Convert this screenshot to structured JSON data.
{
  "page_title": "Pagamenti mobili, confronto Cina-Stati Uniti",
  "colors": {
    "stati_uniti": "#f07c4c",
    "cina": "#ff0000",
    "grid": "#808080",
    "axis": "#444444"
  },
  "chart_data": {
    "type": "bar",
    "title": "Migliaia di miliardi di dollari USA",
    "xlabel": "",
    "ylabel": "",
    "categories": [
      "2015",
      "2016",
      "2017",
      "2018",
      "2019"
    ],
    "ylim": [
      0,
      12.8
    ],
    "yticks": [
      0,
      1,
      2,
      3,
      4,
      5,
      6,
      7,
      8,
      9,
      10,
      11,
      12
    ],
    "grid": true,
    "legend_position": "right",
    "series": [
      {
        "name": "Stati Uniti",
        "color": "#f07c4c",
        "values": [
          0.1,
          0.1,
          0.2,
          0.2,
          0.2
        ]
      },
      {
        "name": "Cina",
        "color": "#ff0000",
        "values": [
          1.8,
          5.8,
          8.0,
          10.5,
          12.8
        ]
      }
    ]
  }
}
______
Copy out the material word for word and line for line.

TASK SOLUTION:
Convert this screenshot to structured JSON data.
{
  "page_title": "Pagamenti mobili, confronto Cina-Stati Uniti",
  "colors": {
    "stati_uniti": "#f07c4c",
    "cina": "#ff0000",
    "grid": "#808080",
    "axis": "#444444"
  },
  "chart_data": {
    "type": "bar",
    "title": "Migliaia di miliardi di dollari USA",
    "xlabel": "",
    "ylabel": "",
    "categories": [
      "2015",
      "2016",
      "2017",
      "2018",
      "2019"
    ],
    "ylim": [
      0,
      12.8
    ],
    "yticks": [
      0,
      1,
      2,
      3,
      4,
      5,
      6,
      7,
      8,
      9,
      10,
      11,
      12
    ],
    "grid": true,
    "legend_position": "right",
    "series": [
      {
        "name": "Stati Uniti",
        "color": "#f07c4c",
        "values": [
          0.1,
          0.1,
          0.2,
          0.2,
          0.2
        ]
      },
      {
        "name": "Cina",
        "color": "#ff0000",
        "values": [
          1.8,
          5.8,
          8.0,
          10.5,
          12.8
        ]
      }
    ]
  }
}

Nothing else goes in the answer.